#### Your task:
Write out the whole of the material exactly.
··· Stored data ···
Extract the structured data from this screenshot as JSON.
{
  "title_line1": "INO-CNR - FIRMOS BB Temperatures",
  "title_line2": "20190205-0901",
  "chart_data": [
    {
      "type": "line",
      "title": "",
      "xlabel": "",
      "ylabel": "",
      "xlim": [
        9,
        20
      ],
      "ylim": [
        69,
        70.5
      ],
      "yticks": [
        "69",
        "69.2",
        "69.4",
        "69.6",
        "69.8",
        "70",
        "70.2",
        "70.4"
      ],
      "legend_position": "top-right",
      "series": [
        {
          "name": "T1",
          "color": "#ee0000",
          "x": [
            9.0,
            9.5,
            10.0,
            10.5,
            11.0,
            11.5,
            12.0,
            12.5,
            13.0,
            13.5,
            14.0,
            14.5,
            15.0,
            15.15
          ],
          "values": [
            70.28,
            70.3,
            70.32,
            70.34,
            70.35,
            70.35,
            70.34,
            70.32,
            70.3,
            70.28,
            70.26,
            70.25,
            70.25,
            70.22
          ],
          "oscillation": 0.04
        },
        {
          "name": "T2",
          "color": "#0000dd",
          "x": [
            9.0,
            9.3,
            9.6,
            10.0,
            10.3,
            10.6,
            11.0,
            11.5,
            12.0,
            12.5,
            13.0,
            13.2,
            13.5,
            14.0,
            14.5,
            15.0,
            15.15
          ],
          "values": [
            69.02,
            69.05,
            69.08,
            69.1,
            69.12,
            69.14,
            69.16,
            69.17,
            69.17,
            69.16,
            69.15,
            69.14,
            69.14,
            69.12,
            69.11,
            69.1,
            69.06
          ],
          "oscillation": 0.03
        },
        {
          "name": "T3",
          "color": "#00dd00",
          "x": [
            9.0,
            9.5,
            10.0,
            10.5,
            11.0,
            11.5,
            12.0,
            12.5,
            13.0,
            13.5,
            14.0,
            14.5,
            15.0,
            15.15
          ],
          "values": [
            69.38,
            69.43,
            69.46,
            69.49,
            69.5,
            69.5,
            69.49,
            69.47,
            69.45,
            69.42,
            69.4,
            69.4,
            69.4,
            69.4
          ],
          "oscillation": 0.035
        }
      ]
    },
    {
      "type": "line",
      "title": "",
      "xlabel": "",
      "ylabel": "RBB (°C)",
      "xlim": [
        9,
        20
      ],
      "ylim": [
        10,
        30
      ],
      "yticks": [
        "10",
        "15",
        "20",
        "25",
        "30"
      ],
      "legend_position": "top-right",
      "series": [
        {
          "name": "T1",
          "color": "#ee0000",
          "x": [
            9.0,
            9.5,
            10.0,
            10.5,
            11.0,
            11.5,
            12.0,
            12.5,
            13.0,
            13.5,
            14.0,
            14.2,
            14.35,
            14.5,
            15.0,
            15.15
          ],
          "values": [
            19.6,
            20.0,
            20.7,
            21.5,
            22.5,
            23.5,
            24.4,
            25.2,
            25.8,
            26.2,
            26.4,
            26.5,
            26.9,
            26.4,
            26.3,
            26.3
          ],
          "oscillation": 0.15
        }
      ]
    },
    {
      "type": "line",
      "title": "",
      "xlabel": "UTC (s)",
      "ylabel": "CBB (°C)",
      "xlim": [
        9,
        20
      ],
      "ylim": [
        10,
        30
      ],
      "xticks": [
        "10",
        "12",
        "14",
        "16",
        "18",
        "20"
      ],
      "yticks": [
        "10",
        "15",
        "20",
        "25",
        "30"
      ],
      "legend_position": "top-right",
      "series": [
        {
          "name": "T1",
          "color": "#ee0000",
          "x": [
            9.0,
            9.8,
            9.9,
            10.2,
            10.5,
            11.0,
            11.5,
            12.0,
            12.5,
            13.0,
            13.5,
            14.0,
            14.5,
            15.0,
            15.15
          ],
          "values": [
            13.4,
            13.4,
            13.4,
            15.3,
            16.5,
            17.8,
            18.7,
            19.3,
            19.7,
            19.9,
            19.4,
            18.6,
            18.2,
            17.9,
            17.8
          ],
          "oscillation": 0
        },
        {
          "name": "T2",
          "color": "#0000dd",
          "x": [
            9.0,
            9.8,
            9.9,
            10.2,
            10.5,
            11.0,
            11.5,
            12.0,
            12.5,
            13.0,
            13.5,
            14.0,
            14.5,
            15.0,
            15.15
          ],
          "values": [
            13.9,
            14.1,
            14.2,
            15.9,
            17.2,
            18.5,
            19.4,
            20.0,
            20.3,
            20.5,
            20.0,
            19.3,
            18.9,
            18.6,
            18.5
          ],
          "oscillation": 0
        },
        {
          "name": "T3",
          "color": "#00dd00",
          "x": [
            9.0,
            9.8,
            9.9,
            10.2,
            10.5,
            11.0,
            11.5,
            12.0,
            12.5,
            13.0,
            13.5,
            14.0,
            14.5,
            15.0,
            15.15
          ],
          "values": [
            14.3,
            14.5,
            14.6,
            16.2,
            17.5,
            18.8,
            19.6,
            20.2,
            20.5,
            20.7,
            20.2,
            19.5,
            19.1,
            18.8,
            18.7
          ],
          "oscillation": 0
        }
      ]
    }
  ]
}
···
#### Result for this task:
Extract the structured data from this screenshot as JSON.
{
  "title_line1": "INO-CNR - FIRMOS BB Temperatures",
  "title_line2": "20190205-0901",
  "chart_data": [
    {
      "type": "line",
      "title": "",
      "xlabel": "",
      "ylabel": "",
      "xlim": [
        9,
        20
      ],
      "ylim": [
        69,
        70.5
      ],
      "yticks": [
        "69",
        "69.2",
        "69.4",
        "69.6",
        "69.8",
        "70",
        "70.2",
        "70.4"
      ],
      "legend_position": "top-right",
      "series": [
        {
          "name": "T1",
          "color": "#ee0000",
          "x": [
            9.0,
            9.5,
            10.0,
            10.5,
            11.0,
            11.5,
            12.0,
            12.5,
            13.0,
            13.5,
            14.0,
            14.5,
            15.0,
            15.15
          ],
          "values": [
            70.28,
            70.3,
            70.32,
            70.34,
            70.35,
            70.35,
            70.34,
            70.32,
            70.3,
            70.28,
            70.26,
            70.25,
            70.25,
            70.22
          ],
          "oscillation": 0.04
        },
        {
          "name": "T2",
          "color": "#0000dd",
          "x": [
            9.0,
            9.3,
            9.6,
            10.0,
            10.3,
            10.6,
            11.0,
            11.5,
            12.0,
            12.5,
            13.0,
            13.2,
            13.5,
            14.0,
            14.5,
            15.0,
            15.15
          ],
          "values": [
            69.02,
            69.05,
            69.08,
            69.1,
            69.12,
            69.14,
            69.16,
            69.17,
            69.17,
            69.16,
            69.15,
            69.14,
            69.14,
            69.12,
            69.11,
            69.1,
            69.06
          ],
          "oscillation": 0.03
        },
        {
          "name": "T3",
          "color": "#00dd00",
          "x": [
            9.0,
            9.5,
            10.0,
            10.5,
            11.0,
            11.5,
            12.0,
            12.5,
            13.0,
            13.5,
            14.0,
            14.5,
            15.0,
            15.15
          ],
          "values": [
            69.38,
            69.43,
            69.46,
            69.49,
            69.5,
            69.5,
            69.49,
            69.47,
            69.45,
            69.42,
            69.4,
            69.4,
            69.4,
            69.4
          ],
          "oscillation": 0.035
        }
      ]
    },
    {
      "type": "line",
      "title": "",
      "xlabel": "",
      "ylabel": "RBB (°C)",
      "xlim": [
        9,
        20
      ],
      "ylim": [
        10,
        30
      ],
      "yticks": [
        "10",
        "15",
        "20",
        "25",
        "30"
      ],
      "legend_position": "top-right",
      "series": [
        {
          "name": "T1",
          "color": "#ee0000",
          "x": [
            9.0,
            9.5,
            10.0,
            10.5,
            11.0,
            11.5,
            12.0,
            12.5,
            13.0,
            13.5,
            14.0,
            14.2,
            14.35,
            14.5,
            15.0,
            15.15
          ],
          "values": [
            19.6,
            20.0,
            20.7,
            21.5,
            22.5,
            23.5,
            24.4,
            25.2,
            25.8,
            26.2,
            26.4,
            26.5,
            26.9,
            26.4,
            26.3,
            26.3
          ],
          "oscillation": 0.15
        }
      ]
    },
    {
      "type": "line",
      "title": "",
      "xlabel": "UTC (s)",
      "ylabel": "CBB (°C)",
      "xlim": [
        9,
        20
      ],
      "ylim": [
        10,
        30
      ],
      "xticks": [
        "10",
        "12",
        "14",
        "16",
        "18",
        "20"
      ],
      "yticks": [
        "10",
        "15",
        "20",
        "25",
        "30"
      ],
      "legend_position": "top-right",
      "series": [
        {
          "name": "T1",
          "color": "#ee0000",
          "x": [
            9.0,
            9.8,
            9.9,
            10.2,
            10.5,
            11.0,
            11.5,
            12.0,
            12.5,
            13.0,
            13.5,
            14.0,
            14.5,
            15.0,
            15.15
          ],
          "values": [
            13.4,
            13.4,
            13.4,
            15.3,
            16.5,
            17.8,
            18.7,
            19.3,
            19.7,
            19.9,
            19.4,
            18.6,
            18.2,
            17.9,
            17.8
          ],
          "oscillation": 0
        },
        {
          "name": "T2",
          "color": "#0000dd",
          "x": [
            9.0,
            9.8,
            9.9,
            10.2,
            10.5,
            11.0,
            11.5,
            12.0,
            12.5,
            13.0,
            13.5,
            14.0,
            14.5,
            15.0,
            15.15
          ],
          "values": [
            13.9,
            14.1,
            14.2,
            15.9,
            17.2,
            18.5,
            19.4,
            20.0,
            20.3,
            20.5,
            20.0,
            19.3,
            18.9,
            18.6,
            18.5
          ],
          "oscillation": 0
        },
        {
          "name": "T3",
          "color": "#00dd00",
          "x": [
            9.0,
            9.8,
            9.9,
            10.2,
            10.5,
            11.0,
            11.5,
            12.0,
            12.5,
            13.0,
            13.5,
            14.0,
            14.5,
            15.0,
            15.15
          ],
          "values": [
            14.3,
            14.5,
            14.6,
            16.2,
            17.5,
            18.8,
            19.6,
            20.2,
            20.5,
            20.7,
            20.2,
            19.5,
            19.1,
            18.8,
            18.7
          ],
          "oscillation": 0
        }
      ]
    }
  ]
}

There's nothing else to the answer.